*** Extracted data

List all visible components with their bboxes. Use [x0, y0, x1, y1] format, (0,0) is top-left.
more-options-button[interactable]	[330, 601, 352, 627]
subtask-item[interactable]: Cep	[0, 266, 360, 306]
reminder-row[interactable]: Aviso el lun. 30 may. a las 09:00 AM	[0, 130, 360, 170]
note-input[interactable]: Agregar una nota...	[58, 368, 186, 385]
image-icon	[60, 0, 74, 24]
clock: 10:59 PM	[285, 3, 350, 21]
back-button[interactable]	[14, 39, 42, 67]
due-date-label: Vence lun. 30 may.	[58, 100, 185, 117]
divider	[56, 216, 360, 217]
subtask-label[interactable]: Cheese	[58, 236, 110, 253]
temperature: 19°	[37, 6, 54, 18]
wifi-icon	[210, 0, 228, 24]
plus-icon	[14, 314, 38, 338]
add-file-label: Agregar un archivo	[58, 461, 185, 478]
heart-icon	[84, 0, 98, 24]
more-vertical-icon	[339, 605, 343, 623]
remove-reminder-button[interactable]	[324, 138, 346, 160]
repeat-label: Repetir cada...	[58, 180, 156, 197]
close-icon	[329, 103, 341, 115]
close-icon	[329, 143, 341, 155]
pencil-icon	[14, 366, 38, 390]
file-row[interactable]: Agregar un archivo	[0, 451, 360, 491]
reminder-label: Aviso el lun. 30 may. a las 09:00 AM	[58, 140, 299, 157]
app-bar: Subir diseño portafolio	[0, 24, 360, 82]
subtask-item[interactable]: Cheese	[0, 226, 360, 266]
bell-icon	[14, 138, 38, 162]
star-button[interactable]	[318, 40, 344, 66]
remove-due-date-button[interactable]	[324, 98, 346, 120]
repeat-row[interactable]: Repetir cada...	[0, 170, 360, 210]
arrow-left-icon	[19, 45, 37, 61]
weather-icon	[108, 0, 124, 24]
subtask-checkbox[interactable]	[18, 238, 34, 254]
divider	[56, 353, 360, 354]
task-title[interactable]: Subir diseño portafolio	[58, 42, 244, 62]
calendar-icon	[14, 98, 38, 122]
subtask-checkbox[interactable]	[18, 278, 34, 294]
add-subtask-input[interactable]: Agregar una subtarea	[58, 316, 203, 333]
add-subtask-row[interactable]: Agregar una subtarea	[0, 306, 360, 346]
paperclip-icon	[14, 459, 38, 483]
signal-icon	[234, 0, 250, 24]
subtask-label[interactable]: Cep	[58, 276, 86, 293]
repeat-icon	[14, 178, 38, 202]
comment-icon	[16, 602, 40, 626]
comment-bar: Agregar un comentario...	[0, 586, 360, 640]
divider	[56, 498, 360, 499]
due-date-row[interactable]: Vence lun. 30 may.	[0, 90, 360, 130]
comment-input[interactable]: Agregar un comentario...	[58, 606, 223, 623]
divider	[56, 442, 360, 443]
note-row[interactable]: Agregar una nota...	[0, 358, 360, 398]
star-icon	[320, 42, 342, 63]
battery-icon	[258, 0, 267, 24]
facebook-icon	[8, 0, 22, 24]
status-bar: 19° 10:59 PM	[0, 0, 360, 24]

******

▸ **Set exercise**
Write out every line of the records above without any change, keeping each character and the original order.

▸ **Correct output**
List all visible components with their bboxes. Use [x0, y0, x1, y1] format, (0,0) is top-left.
more-options-button[interactable]	[330, 601, 352, 627]
subtask-item[interactable]: Cep	[0, 266, 360, 306]
reminder-row[interactable]: Aviso el lun. 30 may. a las 09:00 AM	[0, 130, 360, 170]
note-input[interactable]: Agregar una nota...	[58, 368, 186, 385]
image-icon	[60, 0, 74, 24]
clock: 10:59 PM	[285, 3, 350, 21]
back-button[interactable]	[14, 39, 42, 67]
due-date-label: Vence lun. 30 may.	[58, 100, 185, 117]
divider	[56, 216, 360, 217]
subtask-label[interactable]: Cheese	[58, 236, 110, 253]
temperature: 19°	[37, 6, 54, 18]
wifi-icon	[210, 0, 228, 24]
plus-icon	[14, 314, 38, 338]
add-file-label: Agregar un archivo	[58, 461, 185, 478]
heart-icon	[84, 0, 98, 24]
more-vertical-icon	[339, 605, 343, 623]
remove-reminder-button[interactable]	[324, 138, 346, 160]
repeat-label: Repetir cada...	[58, 180, 156, 197]
close-icon	[329, 103, 341, 115]
close-icon	[329, 143, 341, 155]
pencil-icon	[14, 366, 38, 390]
file-row[interactable]: Agregar un archivo	[0, 451, 360, 491]
reminder-label: Aviso el lun. 30 may. a las 09:00 AM	[58, 140, 299, 157]
app-bar: Subir diseño portafolio	[0, 24, 360, 82]
subtask-item[interactable]: Cheese	[0, 226, 360, 266]
bell-icon	[14, 138, 38, 162]
star-button[interactable]	[318, 40, 344, 66]
remove-due-date-button[interactable]	[324, 98, 346, 120]
repeat-row[interactable]: Repetir cada...	[0, 170, 360, 210]
arrow-left-icon	[19, 45, 37, 61]
weather-icon	[108, 0, 124, 24]
subtask-checkbox[interactable]	[18, 238, 34, 254]
divider	[56, 353, 360, 354]
task-title[interactable]: Subir diseño portafolio	[58, 42, 244, 62]
calendar-icon	[14, 98, 38, 122]
subtask-checkbox[interactable]	[18, 278, 34, 294]
add-subtask-input[interactable]: Agregar una subtarea	[58, 316, 203, 333]
add-subtask-row[interactable]: Agregar una subtarea	[0, 306, 360, 346]
paperclip-icon	[14, 459, 38, 483]
signal-icon	[234, 0, 250, 24]
subtask-label[interactable]: Cep	[58, 276, 86, 293]
repeat-icon	[14, 178, 38, 202]
comment-icon	[16, 602, 40, 626]
comment-bar: Agregar un comentario...	[0, 586, 360, 640]
divider	[56, 498, 360, 499]
due-date-row[interactable]: Vence lun. 30 may.	[0, 90, 360, 130]
comment-input[interactable]: Agregar un comentario...	[58, 606, 223, 623]
divider	[56, 442, 360, 443]
note-row[interactable]: Agregar una nota...	[0, 358, 360, 398]
star-icon	[320, 42, 342, 63]
battery-icon	[258, 0, 267, 24]
facebook-icon	[8, 0, 22, 24]
status-bar: 19° 10:59 PM	[0, 0, 360, 24]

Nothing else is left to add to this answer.